= RECORD EXTRACTS =
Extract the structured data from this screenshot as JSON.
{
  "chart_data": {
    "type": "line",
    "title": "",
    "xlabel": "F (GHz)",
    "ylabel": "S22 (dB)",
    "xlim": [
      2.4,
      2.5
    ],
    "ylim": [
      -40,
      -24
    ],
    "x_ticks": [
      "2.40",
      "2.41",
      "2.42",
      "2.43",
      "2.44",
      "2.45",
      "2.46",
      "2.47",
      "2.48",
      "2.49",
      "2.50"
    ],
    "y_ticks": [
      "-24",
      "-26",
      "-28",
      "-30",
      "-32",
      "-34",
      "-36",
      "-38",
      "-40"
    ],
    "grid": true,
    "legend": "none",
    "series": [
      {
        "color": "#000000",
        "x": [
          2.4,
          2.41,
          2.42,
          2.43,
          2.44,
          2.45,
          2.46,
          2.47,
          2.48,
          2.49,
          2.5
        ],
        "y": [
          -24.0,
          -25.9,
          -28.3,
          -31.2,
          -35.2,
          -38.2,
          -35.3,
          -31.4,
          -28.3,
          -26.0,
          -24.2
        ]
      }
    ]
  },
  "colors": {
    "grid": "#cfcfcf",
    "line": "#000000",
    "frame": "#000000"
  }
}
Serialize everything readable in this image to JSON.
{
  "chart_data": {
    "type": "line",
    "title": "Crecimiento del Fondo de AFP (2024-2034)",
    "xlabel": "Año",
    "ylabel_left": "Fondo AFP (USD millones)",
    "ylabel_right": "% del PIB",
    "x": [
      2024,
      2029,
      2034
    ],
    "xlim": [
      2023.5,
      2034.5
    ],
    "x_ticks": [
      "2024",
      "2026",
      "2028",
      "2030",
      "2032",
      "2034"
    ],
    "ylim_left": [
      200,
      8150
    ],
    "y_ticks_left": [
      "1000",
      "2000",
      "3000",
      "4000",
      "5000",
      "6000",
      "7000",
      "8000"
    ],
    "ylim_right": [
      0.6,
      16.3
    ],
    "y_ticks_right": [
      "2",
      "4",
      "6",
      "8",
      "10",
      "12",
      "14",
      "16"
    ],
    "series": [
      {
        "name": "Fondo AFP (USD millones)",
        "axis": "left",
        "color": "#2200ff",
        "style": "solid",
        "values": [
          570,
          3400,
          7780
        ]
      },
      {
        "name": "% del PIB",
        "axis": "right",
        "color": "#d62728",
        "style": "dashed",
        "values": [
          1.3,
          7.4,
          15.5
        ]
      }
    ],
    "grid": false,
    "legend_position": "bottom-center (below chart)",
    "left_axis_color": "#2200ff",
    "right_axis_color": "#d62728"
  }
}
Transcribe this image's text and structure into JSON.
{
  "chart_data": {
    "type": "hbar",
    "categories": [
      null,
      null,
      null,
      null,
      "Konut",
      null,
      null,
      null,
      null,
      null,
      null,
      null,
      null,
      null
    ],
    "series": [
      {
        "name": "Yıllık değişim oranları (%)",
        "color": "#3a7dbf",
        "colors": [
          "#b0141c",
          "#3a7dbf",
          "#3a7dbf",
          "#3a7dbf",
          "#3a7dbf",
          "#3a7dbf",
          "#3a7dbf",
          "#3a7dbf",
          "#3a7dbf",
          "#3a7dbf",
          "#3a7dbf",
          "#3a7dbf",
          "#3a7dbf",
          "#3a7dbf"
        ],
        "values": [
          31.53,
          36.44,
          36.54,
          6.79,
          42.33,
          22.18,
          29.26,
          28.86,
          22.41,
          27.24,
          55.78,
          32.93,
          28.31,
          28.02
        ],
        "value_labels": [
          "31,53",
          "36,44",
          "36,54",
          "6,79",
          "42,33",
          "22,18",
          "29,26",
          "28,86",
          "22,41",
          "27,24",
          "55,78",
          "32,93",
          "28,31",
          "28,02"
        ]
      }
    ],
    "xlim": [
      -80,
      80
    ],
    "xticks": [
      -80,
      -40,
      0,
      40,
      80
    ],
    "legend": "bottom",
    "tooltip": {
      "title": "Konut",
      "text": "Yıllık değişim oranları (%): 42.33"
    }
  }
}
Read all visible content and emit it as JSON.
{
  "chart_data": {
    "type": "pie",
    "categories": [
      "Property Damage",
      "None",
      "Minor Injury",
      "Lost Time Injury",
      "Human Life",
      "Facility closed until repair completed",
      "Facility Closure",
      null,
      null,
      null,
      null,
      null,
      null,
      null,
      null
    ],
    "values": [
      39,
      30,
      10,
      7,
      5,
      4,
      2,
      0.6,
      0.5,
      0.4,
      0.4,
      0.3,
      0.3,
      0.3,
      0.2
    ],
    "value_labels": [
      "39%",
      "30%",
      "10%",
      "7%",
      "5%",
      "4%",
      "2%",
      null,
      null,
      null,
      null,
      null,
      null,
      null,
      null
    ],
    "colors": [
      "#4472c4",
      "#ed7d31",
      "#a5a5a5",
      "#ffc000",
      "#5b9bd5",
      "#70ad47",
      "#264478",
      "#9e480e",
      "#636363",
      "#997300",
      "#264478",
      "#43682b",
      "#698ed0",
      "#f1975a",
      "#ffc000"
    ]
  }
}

= REQUIREMENTS =
Return every entry exactly as given.

= RESPONSE TO THIS TASK =
Extract the structured data from this screenshot as JSON.
{
  "chart_data": {
    "type": "line",
    "title": "",
    "xlabel": "F (GHz)",
    "ylabel": "S22 (dB)",
    "xlim": [
      2.4,
      2.5
    ],
    "ylim": [
      -40,
      -24
    ],
    "x_ticks": [
      "2.40",
      "2.41",
      "2.42",
      "2.43",
      "2.44",
      "2.45",
      "2.46",
      "2.47",
      "2.48",
      "2.49",
      "2.50"
    ],
    "y_ticks": [
      "-24",
      "-26",
      "-28",
      "-30",
      "-32",
      "-34",
      "-36",
      "-38",
      "-40"
    ],
    "grid": true,
    "legend": "none",
    "series": [
      {
        "color": "#000000",
        "x": [
          2.4,
          2.41,
          2.42,
          2.43,
          2.44,
          2.45,
          2.46,
          2.47,
          2.48,
          2.49,
          2.5
        ],
        "y": [
          -24.0,
          -25.9,
          -28.3,
          -31.2,
          -35.2,
          -38.2,
          -35.3,
          -31.4,
          -28.3,
          -26.0,
          -24.2
        ]
      }
    ]
  },
  "colors": {
    "grid": "#cfcfcf",
    "line": "#000000",
    "frame": "#000000"
  }
}
Serialize everything readable in this image to JSON.
{
  "chart_data": {
    "type": "line",
    "title": "Crecimiento del Fondo de AFP (2024-2034)",
    "xlabel": "Año",
    "ylabel_left": "Fondo AFP (USD millones)",
    "ylabel_right": "% del PIB",
    "x": [
      2024,
      2029,
      2034
    ],
    "xlim": [
      2023.5,
      2034.5
    ],
    "x_ticks": [
      "2024",
      "2026",
      "2028",
      "2030",
      "2032",
      "2034"
    ],
    "ylim_left": [
      200,
      8150
    ],
    "y_ticks_left": [
      "1000",
      "2000",
      "3000",
      "4000",
      "5000",
      "6000",
      "7000",
      "8000"
    ],
    "ylim_right": [
      0.6,
      16.3
    ],
    "y_ticks_right": [
      "2",
      "4",
      "6",
      "8",
      "10",
      "12",
      "14",
      "16"
    ],
    "series": [
      {
        "name": "Fondo AFP (USD millones)",
        "axis": "left",
        "color": "#2200ff",
        "style": "solid",
        "values": [
          570,
          3400,
          7780
        ]
      },
      {
        "name": "% del PIB",
        "axis": "right",
        "color": "#d62728",
        "style": "dashed",
        "values": [
          1.3,
          7.4,
          15.5
        ]
      }
    ],
    "grid": false,
    "legend_position": "bottom-center (below chart)",
    "left_axis_color": "#2200ff",
    "right_axis_color": "#d62728"
  }
}
Transcribe this image's text and structure into JSON.
{
  "chart_data": {
    "type": "hbar",
    "categories": [
      null,
      null,
      null,
      null,
      "Konut",
      null,
      null,
      null,
      null,
      null,
      null,
      null,
      null,
      null
    ],
    "series": [
      {
        "name": "Yıllık değişim oranları (%)",
        "color": "#3a7dbf",
        "colors": [
          "#b0141c",
          "#3a7dbf",
          "#3a7dbf",
          "#3a7dbf",
          "#3a7dbf",
          "#3a7dbf",
          "#3a7dbf",
          "#3a7dbf",
          "#3a7dbf",
          "#3a7dbf",
          "#3a7dbf",
          "#3a7dbf",
          "#3a7dbf",
          "#3a7dbf"
        ],
        "values": [
          31.53,
          36.44,
          36.54,
          6.79,
          42.33,
          22.18,
          29.26,
          28.86,
          22.41,
          27.24,
          55.78,
          32.93,
          28.31,
          28.02
        ],
        "value_labels": [
          "31,53",
          "36,44",
          "36,54",
          "6,79",
          "42,33",
          "22,18",
          "29,26",
          "28,86",
          "22,41",
          "27,24",
          "55,78",
          "32,93",
          "28,31",
          "28,02"
        ]
      }
    ],
    "xlim": [
      -80,
      80
    ],
    "xticks": [
      -80,
      -40,
      0,
      40,
      80
    ],
    "legend": "bottom",
    "tooltip": {
      "title": "Konut",
      "text": "Yıllık değişim oranları (%): 42.33"
    }
  }
}
Read all visible content and emit it as JSON.
{
  "chart_data": {
    "type": "pie",
    "categories": [
      "Property Damage",
      "None",
      "Minor Injury",
      "Lost Time Injury",
      "Human Life",
      "Facility closed until repair completed",
      "Facility Closure",
      null,
      null,
      null,
      null,
      null,
      null,
      null,
      null
    ],
    "values": [
      39,
      30,
      10,
      7,
      5,
      4,
      2,
      0.6,
      0.5,
      0.4,
      0.4,
      0.3,
      0.3,
      0.3,
      0.2
    ],
    "value_labels": [
      "39%",
      "30%",
      "10%",
      "7%",
      "5%",
      "4%",
      "2%",
      null,
      null,
      null,
      null,
      null,
      null,
      null,
      null
    ],
    "colors": [
      "#4472c4",
      "#ed7d31",
      "#a5a5a5",
      "#ffc000",
      "#5b9bd5",
      "#70ad47",
      "#264478",
      "#9e480e",
      "#636363",
      "#997300",
      "#264478",
      "#43682b",
      "#698ed0",
      "#f1975a",
      "#ffc000"
    ]
  }
}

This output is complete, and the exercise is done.